>> start RECORDED DATA

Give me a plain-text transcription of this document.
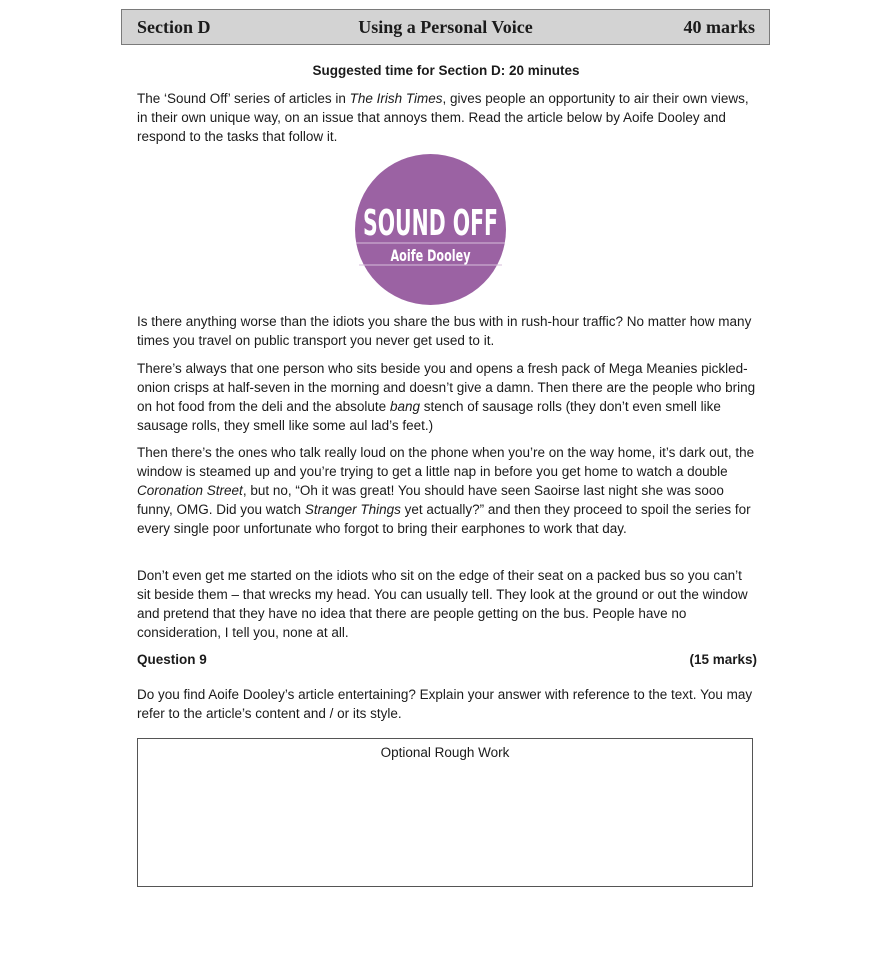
Section D	Using a Personal Voice	40 marks
Suggested time for Section D: 20 minutes

The ‘Sound Off’ series of articles in The Irish Times, gives people an opportunity to air their own views, in their own unique way, on an issue that annoys them. Read the article below by Aoife Dooley and respond to the tasks that follow it.

SOUND OFF
Aoife Dooley

Is there anything worse than the idiots you share the bus with in rush-hour traffic? No matter how many times you travel on public transport you never get used to it.

There’s always that one person who sits beside you and opens a fresh pack of Mega Meanies pickled-onion crisps at half-seven in the morning and doesn’t give a damn. Then there are the people who bring on hot food from the deli and the absolute bang stench of sausage rolls (they don’t even smell like sausage rolls, they smell like some aul lad’s feet.)

Then there’s the ones who talk really loud on the phone when you’re on the way home, it’s dark out, the window is steamed up and you’re trying to get a little nap in before you get home to watch a double Coronation Street, but no, “Oh it was great! You should have seen Saoirse last night she was sooo funny, OMG. Did you watch Stranger Things yet actually?” and then they proceed to spoil the series for every single poor unfortunate who forgot to bring their earphones to work that day.

Don’t even get me started on the idiots who sit on the edge of their seat on a packed bus so you can’t sit beside them – that wrecks my head. You can usually tell. They look at the ground or out the window and pretend that they have no idea that there are people getting on the bus. People have no consideration, I tell you, none at all.

Question 9	(15 marks)

Do you find Aoife Dooley’s article entertaining? Explain your answer with reference to the text. You may refer to the article’s content and / or its style.

Optional Rough Work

>> end RECORDED DATA

__AIM OF THE TASK__: Read the data above and pull out each line that holds the string "Section".

__EXERCISE SOLUTION__:
Section D	Using a Personal Voice	40 marks
Suggested time for Section D: 20 minutes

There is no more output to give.